→ WHAT TO DO
Out of the lines below, please list those that hold the string "Sales".

** begin INPUT MATERIAL **

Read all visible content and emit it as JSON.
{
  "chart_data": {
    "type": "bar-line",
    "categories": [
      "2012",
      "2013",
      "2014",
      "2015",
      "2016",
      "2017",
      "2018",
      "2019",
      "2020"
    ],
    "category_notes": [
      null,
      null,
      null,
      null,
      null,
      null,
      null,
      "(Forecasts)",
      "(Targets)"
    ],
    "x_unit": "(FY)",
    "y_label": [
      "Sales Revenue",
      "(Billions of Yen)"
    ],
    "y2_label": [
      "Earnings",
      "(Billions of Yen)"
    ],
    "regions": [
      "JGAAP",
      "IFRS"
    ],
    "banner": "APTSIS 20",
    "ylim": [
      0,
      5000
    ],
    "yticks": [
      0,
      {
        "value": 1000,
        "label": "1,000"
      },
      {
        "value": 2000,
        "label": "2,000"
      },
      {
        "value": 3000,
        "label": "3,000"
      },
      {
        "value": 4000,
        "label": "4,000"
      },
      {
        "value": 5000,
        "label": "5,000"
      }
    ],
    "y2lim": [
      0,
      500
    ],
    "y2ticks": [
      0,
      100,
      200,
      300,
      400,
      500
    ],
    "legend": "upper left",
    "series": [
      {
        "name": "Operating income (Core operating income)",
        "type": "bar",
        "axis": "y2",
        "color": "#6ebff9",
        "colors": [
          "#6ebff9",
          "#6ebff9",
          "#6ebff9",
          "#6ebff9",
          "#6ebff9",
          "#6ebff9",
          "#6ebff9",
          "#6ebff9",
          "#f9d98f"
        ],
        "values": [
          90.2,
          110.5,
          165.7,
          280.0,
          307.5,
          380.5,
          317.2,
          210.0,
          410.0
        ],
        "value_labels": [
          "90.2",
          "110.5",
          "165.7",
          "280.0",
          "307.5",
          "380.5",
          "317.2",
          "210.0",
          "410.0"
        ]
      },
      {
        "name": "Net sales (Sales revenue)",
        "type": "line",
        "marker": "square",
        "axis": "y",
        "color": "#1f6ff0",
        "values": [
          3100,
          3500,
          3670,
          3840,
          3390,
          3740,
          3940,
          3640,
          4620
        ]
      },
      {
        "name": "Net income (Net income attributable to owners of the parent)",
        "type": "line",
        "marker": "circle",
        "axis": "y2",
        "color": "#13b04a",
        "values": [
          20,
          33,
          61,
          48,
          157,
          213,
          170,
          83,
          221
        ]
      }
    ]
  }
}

** end INPUT MATERIAL **

→ SOLUTION
      "Sales Revenue",
        "name": "Net sales (Sales revenue)",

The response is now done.